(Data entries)

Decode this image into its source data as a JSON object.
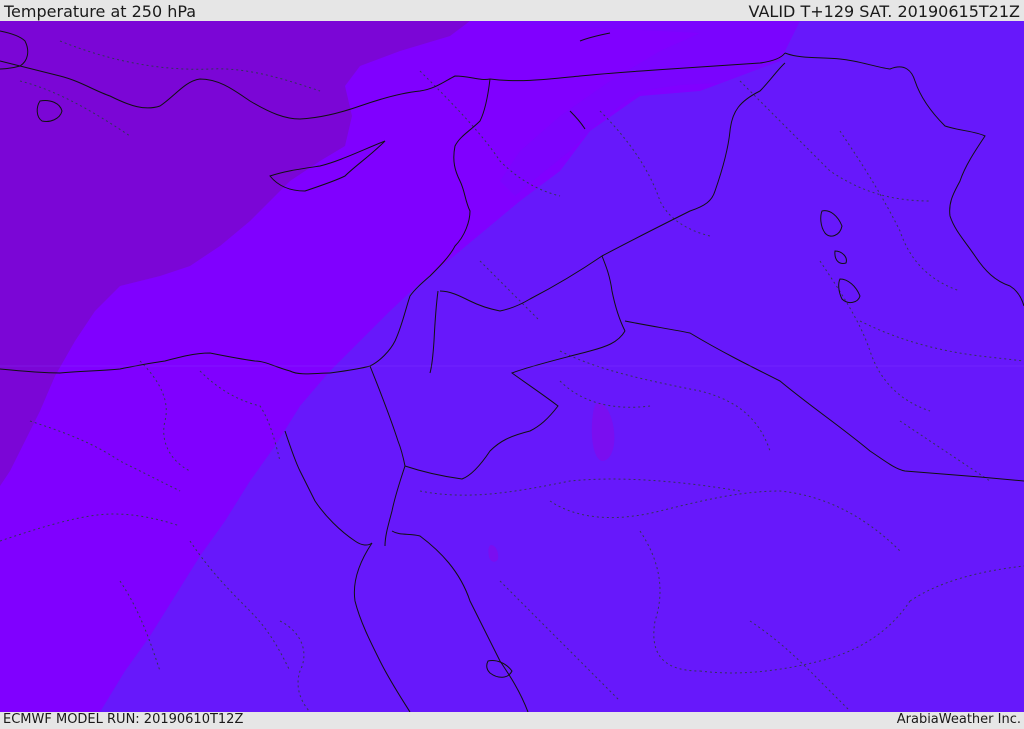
{
  "header": {
    "title": "Temperature at 250 hPa",
    "valid": "VALID T+129 SAT. 20190615T21Z"
  },
  "footer": {
    "model_run": "ECMWF MODEL RUN: 20190610T12Z",
    "credit": "ArabiaWeather Inc."
  },
  "map": {
    "colors": {
      "zone_coldest": "#7b06d6",
      "zone_cold": "#8000ff",
      "zone_mid": "#7408fd",
      "zone_base": "#6718fb",
      "border": "#111111",
      "province": "#333355"
    }
  }
}
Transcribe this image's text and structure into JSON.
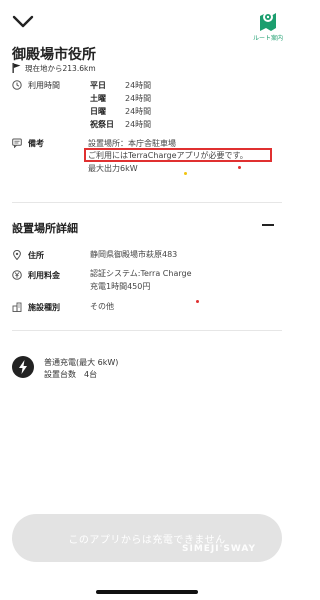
{
  "header": {
    "route_label": "ルート案内"
  },
  "station": {
    "name": "御殿場市役所",
    "distance": "現在地から213.6km"
  },
  "hours": {
    "label": "利用時間",
    "rows": [
      {
        "day": "平日",
        "value": "24時間"
      },
      {
        "day": "土曜",
        "value": "24時間"
      },
      {
        "day": "日曜",
        "value": "24時間"
      },
      {
        "day": "祝祭日",
        "value": "24時間"
      }
    ]
  },
  "notes": {
    "label": "備考",
    "lines": [
      "設置場所：本庁舎駐車場",
      "ご利用にはTerraChargeアプリが必要です。",
      "最大出力6kW"
    ]
  },
  "details": {
    "title": "設置場所詳細",
    "address_label": "住所",
    "address_value": "静岡県御殿場市萩原483",
    "fee_label": "利用料金",
    "fee_lines": [
      "認証システム:Terra Charge",
      "充電1時間450円"
    ],
    "facility_label": "施設種別",
    "facility_value": "その他"
  },
  "charger": {
    "type_line": "普通充電(最大 6kW)",
    "count_line": "設置台数　4台"
  },
  "cta": {
    "label": "このアプリからは充電できません"
  },
  "watermark": "SIMEJI'SWAY",
  "colors": {
    "accent_green": "#1b9e6e",
    "highlight_red": "#e03030",
    "button_disabled": "#e3e3e3"
  }
}
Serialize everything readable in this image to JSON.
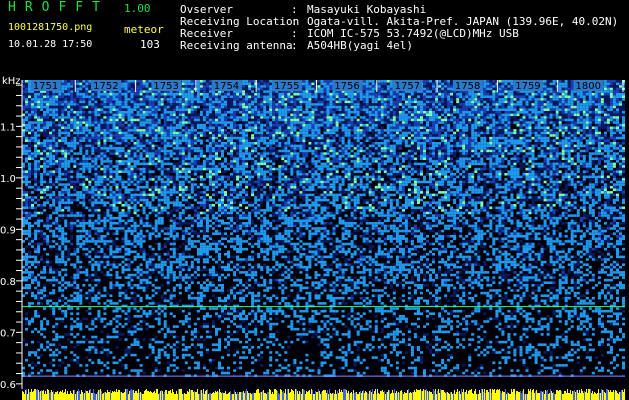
{
  "header": {
    "app_title": "HROFFT",
    "app_version": "1.00",
    "filename": "1001281750.png",
    "type_label": "meteor",
    "datetime": "10.01.28 17:50",
    "count": "103",
    "info": [
      {
        "label": "Ovserver",
        "value": "Masayuki Kobayashi"
      },
      {
        "label": "Receiving Location",
        "value": "Ogata-vill. Akita-Pref. JAPAN (139.96E, 40.02N)"
      },
      {
        "label": "Receiver",
        "value": "ICOM IC-575 53.7492(@LCD)MHz USB"
      },
      {
        "label": "Receiving antenna",
        "value": "A504HB(yagi 4el)"
      }
    ]
  },
  "chart_data": {
    "type": "heatmap",
    "ylabel": "kHz",
    "y_ticks": [
      "1.1",
      "1.0",
      "0.9",
      "0.8",
      "0.7",
      "0.6"
    ],
    "y_tick_values": [
      1.1,
      1.0,
      0.9,
      0.8,
      0.7,
      0.6
    ],
    "ylim": [
      0.59,
      1.19
    ],
    "x_ticks": [
      "1751",
      "1752",
      "1753",
      "1754",
      "1755",
      "1756",
      "1757",
      "1758",
      "1759",
      "1800"
    ],
    "x_tick_values": [
      1,
      2,
      3,
      4,
      5,
      6,
      7,
      8,
      9,
      10
    ],
    "xlim": [
      0,
      10
    ],
    "colors": {
      "noise_high": "#1f9bf0",
      "noise_mid": "#1a40b8",
      "noise_low": "#0a1a60",
      "peak": "#7fffb0",
      "carrier_line": "#33ff66",
      "lower_line": "#8a8aff",
      "bottom_strip": "#ffff00"
    },
    "carrier_khz": 0.75,
    "lower_line_khz": 0.615
  }
}
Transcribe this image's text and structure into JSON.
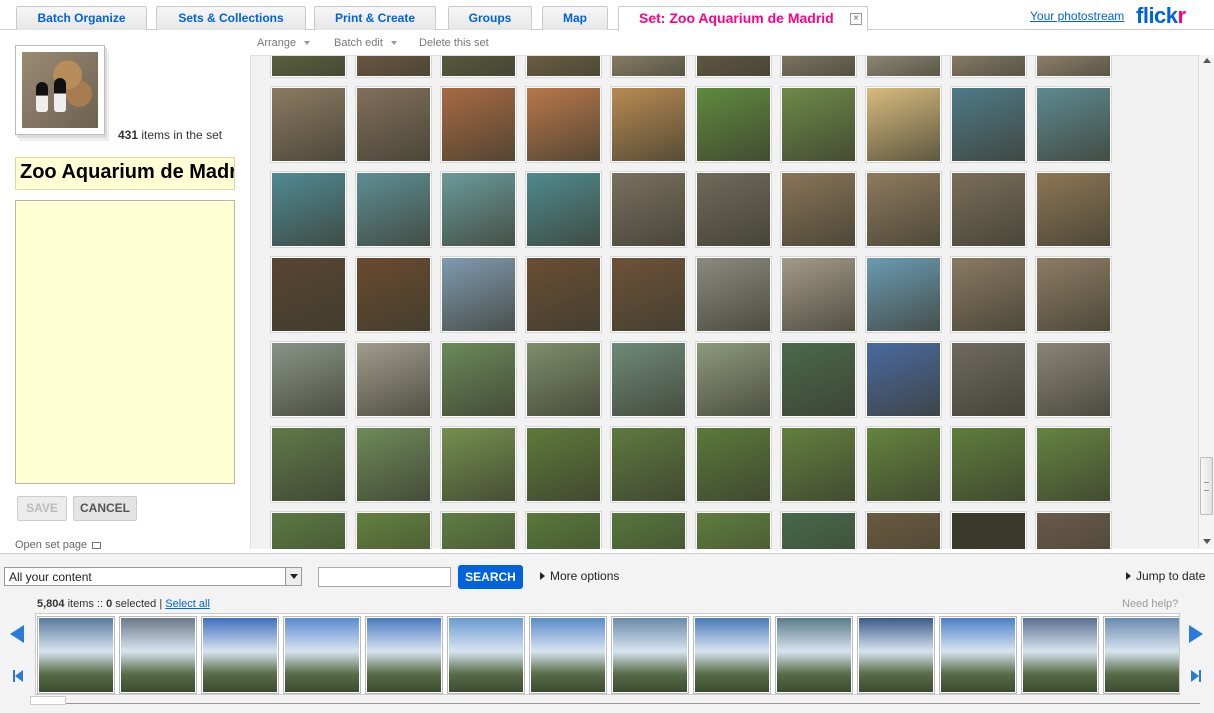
{
  "tabs": [
    {
      "label": "Batch Organize"
    },
    {
      "label": "Sets & Collections"
    },
    {
      "label": "Print & Create"
    },
    {
      "label": "Groups"
    },
    {
      "label": "Map"
    },
    {
      "label": "Set: Zoo Aquarium de Madrid",
      "active": true
    }
  ],
  "header": {
    "photostream_link": "Your photostream",
    "logo_part1": "flick",
    "logo_part2": "r"
  },
  "set": {
    "item_count": "431",
    "item_count_suffix": "items in the set",
    "title": "Zoo Aquarium de Madrid",
    "description": "",
    "save_label": "SAVE",
    "cancel_label": "CANCEL",
    "open_set_label": "Open set page"
  },
  "toolbar": {
    "arrange": "Arrange",
    "batch_edit": "Batch edit",
    "delete_set": "Delete this set"
  },
  "grid_photos": [
    "#6f7a4a",
    "#8a6a4e",
    "#6b6d47",
    "#8a7550",
    "#b8a98a",
    "#7a6850",
    "#a89a80",
    "#c4b8a0",
    "#b7a58a",
    "#c2ad90",
    "#8c7a62",
    "#826f5a",
    "#a86a42",
    "#b8774a",
    "#b88a52",
    "#5f8a3e",
    "#6d8a48",
    "#d8bb7e",
    "#4f7a88",
    "#5e8a90",
    "#4f8a94",
    "#5e8e94",
    "#6a9a9a",
    "#4f8a8e",
    "#7a7060",
    "#6f6a5a",
    "#8a7458",
    "#8f7a5e",
    "#7a6e5a",
    "#8e7656",
    "#5a4530",
    "#6a4a2e",
    "#7f9ab0",
    "#6a4e34",
    "#6e5238",
    "#8a8a80",
    "#a49a88",
    "#6a9ab2",
    "#8a7a62",
    "#8e7c64",
    "#8a9488",
    "#a09c8e",
    "#6a8a5a",
    "#7e8e6a",
    "#6e8a7a",
    "#8e9a7c",
    "#4a6a4a",
    "#4a6aa0",
    "#6e6a60",
    "#8a8478",
    "#5f7a4a",
    "#6e8a5a",
    "#74904e",
    "#5e7a3a",
    "#5e7a40",
    "#5a7a3a",
    "#62803e",
    "#64843e",
    "#5e7e3c",
    "#648440",
    "#5a7a42",
    "#62823e",
    "#5e7e42",
    "#587a3a",
    "#56763c",
    "#5e7e3e",
    "#466a4a",
    "#6a5a40",
    "#3a3a2a",
    "#6a5a4a"
  ],
  "search": {
    "content_filter": "All your content",
    "query": "",
    "search_label": "SEARCH",
    "more_options": "More options",
    "jump_to_date": "Jump to date"
  },
  "filmstrip": {
    "items_count": "5,804",
    "items_label": "items ::",
    "selected_count": "0",
    "selected_label": "selected |",
    "select_all": "Select all",
    "need_help": "Need help?",
    "photos": [
      "#5a7a9e",
      "#6a7a8a",
      "#3f6fbf",
      "#5a8ad0",
      "#4a7ac0",
      "#6a9ad0",
      "#5a8ac8",
      "#6a8aa8",
      "#4a7ab8",
      "#5a7a8a",
      "#3a5a8a",
      "#4a80c8",
      "#5a7090",
      "#6a8ab0"
    ]
  }
}
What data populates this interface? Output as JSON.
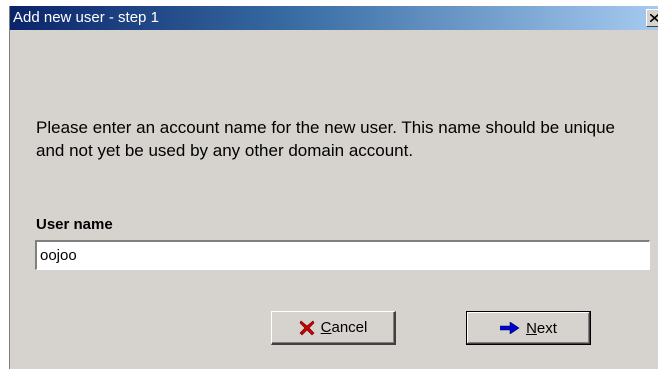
{
  "window": {
    "title": "Add new user - step 1",
    "close_icon": "close-icon"
  },
  "content": {
    "instructions": "Please enter an account name for the new user. This name should be unique and not yet be used by any other domain account."
  },
  "form": {
    "user_name_label": "User name",
    "user_name_value": "oojoo"
  },
  "buttons": {
    "cancel": {
      "accel": "C",
      "rest": "ancel",
      "icon": "red-x-icon",
      "icon_color": "#cc0000"
    },
    "next": {
      "accel": "N",
      "rest": "ext",
      "icon": "blue-arrow-right-icon",
      "icon_color": "#0000cc"
    }
  },
  "colors": {
    "dialog_background": "#d6d3ce",
    "titlebar_start": "#0a246a",
    "titlebar_end": "#a6caf0"
  }
}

### DIRECTIONS
Repeat the data exactly, dropping every picture it holds.

### REPLY TO THE TASK
Decode this image into its source data as a JSON object.
{
  "header": {
    "title": "Temperature at 250 hPa",
    "valid": "VALID T+129 SAT. 20190615T21Z"
  },
  "footer": {
    "model_run": "ECMWF MODEL RUN: 20190610T12Z",
    "credit": "ArabiaWeather Inc."
  },
  "map": {
    "colors": {
      "zone_coldest": "#7b06d6",
      "zone_cold": "#8000ff",
      "zone_mid": "#7408fd",
      "zone_base": "#6718fb",
      "border": "#111111",
      "province": "#333355"
    }
  }
}
Transcribe this image's text and structure into JSON.
{
  "header": {
    "route_label": "ルート案内"
  },
  "station": {
    "name": "御殿場市役所",
    "distance": "現在地から213.6km"
  },
  "hours": {
    "label": "利用時間",
    "rows": [
      {
        "day": "平日",
        "value": "24時間"
      },
      {
        "day": "土曜",
        "value": "24時間"
      },
      {
        "day": "日曜",
        "value": "24時間"
      },
      {
        "day": "祝祭日",
        "value": "24時間"
      }
    ]
  },
  "notes": {
    "label": "備考",
    "lines": [
      "設置場所：本庁舎駐車場",
      "ご利用にはTerraChargeアプリが必要です。",
      "最大出力6kW"
    ]
  },
  "details": {
    "title": "設置場所詳細",
    "address_label": "住所",
    "address_value": "静岡県御殿場市萩原483",
    "fee_label": "利用料金",
    "fee_lines": [
      "認証システム:Terra Charge",
      "充電1時間450円"
    ],
    "facility_label": "施設種別",
    "facility_value": "その他"
  },
  "charger": {
    "type_line": "普通充電(最大 6kW)",
    "count_line": "設置台数　4台"
  },
  "cta": {
    "label": "このアプリからは充電できません"
  },
  "watermark": "SIMEJI'SWAY",
  "colors": {
    "accent_green": "#1b9e6e",
    "highlight_red": "#e03030",
    "button_disabled": "#e3e3e3"
  }
}
Serialize everything readable in this image to JSON.
{
  "header": {
    "app_title": "HROFFT",
    "app_version": "1.00",
    "filename": "1001281750.png",
    "type_label": "meteor",
    "datetime": "10.01.28 17:50",
    "count": "103",
    "info": [
      {
        "label": "Ovserver",
        "value": "Masayuki Kobayashi"
      },
      {
        "label": "Receiving Location",
        "value": "Ogata-vill. Akita-Pref. JAPAN (139.96E, 40.02N)"
      },
      {
        "label": "Receiver",
        "value": "ICOM IC-575 53.7492(@LCD)MHz USB"
      },
      {
        "label": "Receiving antenna",
        "value": "A504HB(yagi 4el)"
      }
    ]
  },
  "chart_data": {
    "type": "heatmap",
    "ylabel": "kHz",
    "y_ticks": [
      "1.1",
      "1.0",
      "0.9",
      "0.8",
      "0.7",
      "0.6"
    ],
    "y_tick_values": [
      1.1,
      1.0,
      0.9,
      0.8,
      0.7,
      0.6
    ],
    "ylim": [
      0.59,
      1.19
    ],
    "x_ticks": [
      "1751",
      "1752",
      "1753",
      "1754",
      "1755",
      "1756",
      "1757",
      "1758",
      "1759",
      "1800"
    ],
    "x_tick_values": [
      1,
      2,
      3,
      4,
      5,
      6,
      7,
      8,
      9,
      10
    ],
    "xlim": [
      0,
      10
    ],
    "colors": {
      "noise_high": "#1f9bf0",
      "noise_mid": "#1a40b8",
      "noise_low": "#0a1a60",
      "peak": "#7fffb0",
      "carrier_line": "#33ff66",
      "lower_line": "#8a8aff",
      "bottom_strip": "#ffff00"
    },
    "carrier_khz": 0.75,
    "lower_line_khz": 0.615
  }
}
Transcribe this image's text and structure into JSON.
{
  "tabs": [
    {
      "label": "Batch Organize"
    },
    {
      "label": "Sets & Collections"
    },
    {
      "label": "Print & Create"
    },
    {
      "label": "Groups"
    },
    {
      "label": "Map"
    },
    {
      "label": "Set: Zoo Aquarium de Madrid",
      "active": true
    }
  ],
  "header": {
    "photostream_link": "Your photostream",
    "logo_part1": "flick",
    "logo_part2": "r"
  },
  "set": {
    "item_count": "431",
    "item_count_suffix": "items in the set",
    "title": "Zoo Aquarium de Madrid",
    "description": "",
    "save_label": "SAVE",
    "cancel_label": "CANCEL",
    "open_set_label": "Open set page"
  },
  "toolbar": {
    "arrange": "Arrange",
    "batch_edit": "Batch edit",
    "delete_set": "Delete this set"
  },
  "grid_photos": [
    "#6f7a4a",
    "#8a6a4e",
    "#6b6d47",
    "#8a7550",
    "#b8a98a",
    "#7a6850",
    "#a89a80",
    "#c4b8a0",
    "#b7a58a",
    "#c2ad90",
    "#8c7a62",
    "#826f5a",
    "#a86a42",
    "#b8774a",
    "#b88a52",
    "#5f8a3e",
    "#6d8a48",
    "#d8bb7e",
    "#4f7a88",
    "#5e8a90",
    "#4f8a94",
    "#5e8e94",
    "#6a9a9a",
    "#4f8a8e",
    "#7a7060",
    "#6f6a5a",
    "#8a7458",
    "#8f7a5e",
    "#7a6e5a",
    "#8e7656",
    "#5a4530",
    "#6a4a2e",
    "#7f9ab0",
    "#6a4e34",
    "#6e5238",
    "#8a8a80",
    "#a49a88",
    "#6a9ab2",
    "#8a7a62",
    "#8e7c64",
    "#8a9488",
    "#a09c8e",
    "#6a8a5a",
    "#7e8e6a",
    "#6e8a7a",
    "#8e9a7c",
    "#4a6a4a",
    "#4a6aa0",
    "#6e6a60",
    "#8a8478",
    "#5f7a4a",
    "#6e8a5a",
    "#74904e",
    "#5e7a3a",
    "#5e7a40",
    "#5a7a3a",
    "#62803e",
    "#64843e",
    "#5e7e3c",
    "#648440",
    "#5a7a42",
    "#62823e",
    "#5e7e42",
    "#587a3a",
    "#56763c",
    "#5e7e3e",
    "#466a4a",
    "#6a5a40",
    "#3a3a2a",
    "#6a5a4a"
  ],
  "search": {
    "content_filter": "All your content",
    "query": "",
    "search_label": "SEARCH",
    "more_options": "More options",
    "jump_to_date": "Jump to date"
  },
  "filmstrip": {
    "items_count": "5,804",
    "items_label": "items ::",
    "selected_count": "0",
    "selected_label": "selected |",
    "select_all": "Select all",
    "need_help": "Need help?",
    "photos": [
      "#5a7a9e",
      "#6a7a8a",
      "#3f6fbf",
      "#5a8ad0",
      "#4a7ac0",
      "#6a9ad0",
      "#5a8ac8",
      "#6a8aa8",
      "#4a7ab8",
      "#5a7a8a",
      "#3a5a8a",
      "#4a80c8",
      "#5a7090",
      "#6a8ab0"
    ]
  }
}
What data populates this interface? Output as JSON.
{
  "window": {
    "title": "Add new user - step 1",
    "close_icon": "close-icon"
  },
  "content": {
    "instructions": "Please enter an account name for the new user. This name should be unique and not yet be used by any other domain account."
  },
  "form": {
    "user_name_label": "User name",
    "user_name_value": "oojoo"
  },
  "buttons": {
    "cancel": {
      "accel": "C",
      "rest": "ancel",
      "icon": "red-x-icon",
      "icon_color": "#cc0000"
    },
    "next": {
      "accel": "N",
      "rest": "ext",
      "icon": "blue-arrow-right-icon",
      "icon_color": "#0000cc"
    }
  },
  "colors": {
    "dialog_background": "#d6d3ce",
    "titlebar_start": "#0a246a",
    "titlebar_end": "#a6caf0"
  }
}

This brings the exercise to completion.